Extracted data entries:
----------------------------------------
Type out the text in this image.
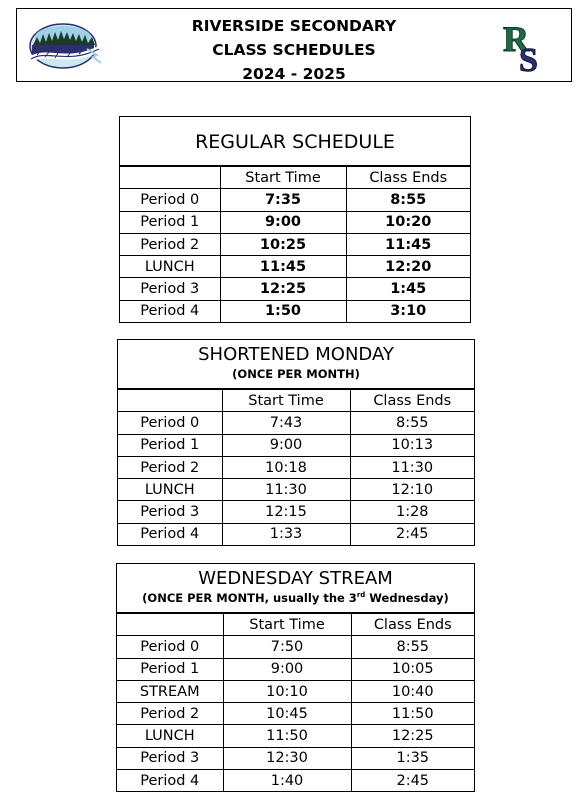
RIVERSIDE SECONDARY
CLASS SCHEDULES
2024 - 2025
R
S
REGULAR SCHEDULE
	Start Time	Class Ends
Period 0	7:35	8:55
Period 1	9:00	10:20
Period 2	10:25	11:45
LUNCH	11:45	12:20
Period 3	12:25	1:45
Period 4	1:50	3:10
SHORTENED MONDAY
(ONCE PER MONTH)
	Start Time	Class Ends
Period 0	7:43	8:55
Period 1	9:00	10:13
Period 2	10:18	11:30
LUNCH	11:30	12:10
Period 3	12:15	1:28
Period 4	1:33	2:45
WEDNESDAY STREAM
(ONCE PER MONTH, usually the 3rd Wednesday)
	Start Time	Class Ends
Period 0	7:50	8:55
Period 1	9:00	10:05
STREAM	10:10	10:40
Period 2	10:45	11:50
LUNCH	11:50	12:25
Period 3	12:30	1:35
Period 4	1:40	2:45
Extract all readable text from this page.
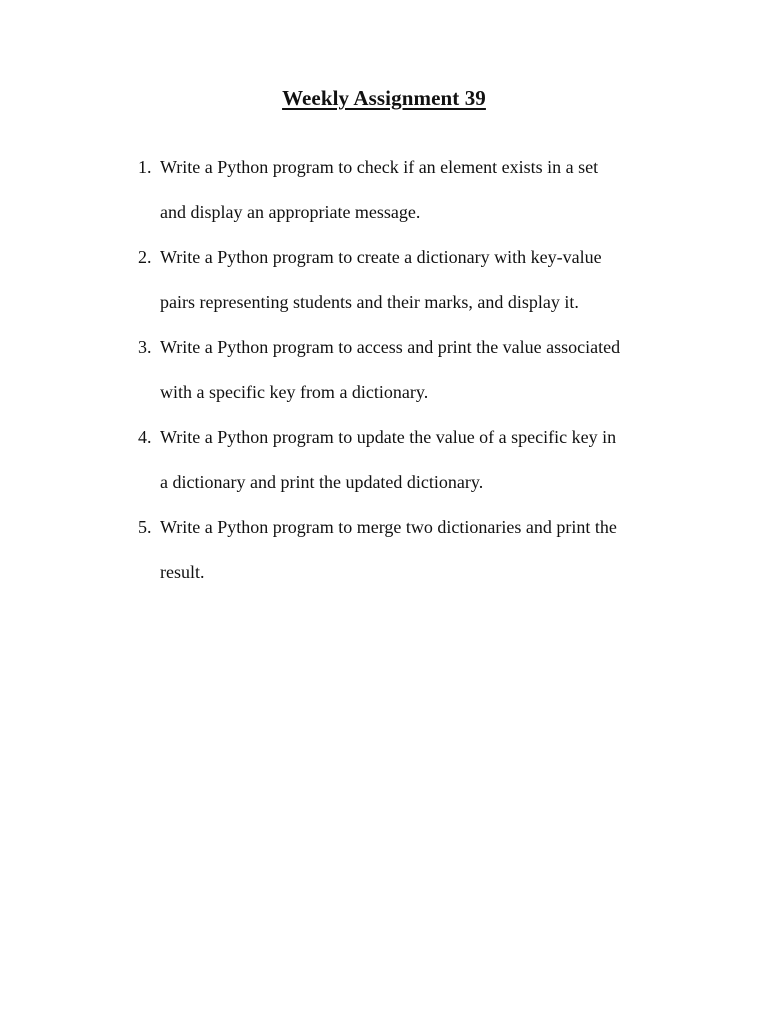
Weekly Assignment 39
1. Write a Python program to check if an element exists in a set
and display an appropriate message.
2. Write a Python program to create a dictionary with key-value
pairs representing students and their marks, and display it.
3. Write a Python program to access and print the value associated
with a specific key from a dictionary.
4. Write a Python program to update the value of a specific key in
a dictionary and print the updated dictionary.
5. Write a Python program to merge two dictionaries and print the
result.
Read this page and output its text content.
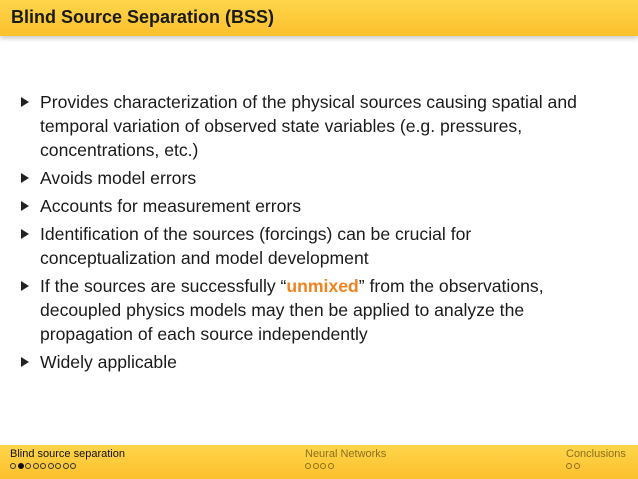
Blind Source Separation (BSS)
Provides characterization of the physical sources causing spatial and
temporal variation of observed state variables (e.g. pressures,
concentrations, etc.)
Avoids model errors
Accounts for measurement errors
Identification of the sources (forcings) can be crucial for
conceptualization and model development
If the sources are successfully “unmixed” from the observations,
decoupled physics models may then be applied to analyze the
propagation of each source independently
Widely applicable
Blind source separation	Neural Networks	Conclusions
----------------------------------------
## GIVEN INSTRUCTION
In how many lines of the data does the string "specific" appear? Give only the number.

## RESPONSE
2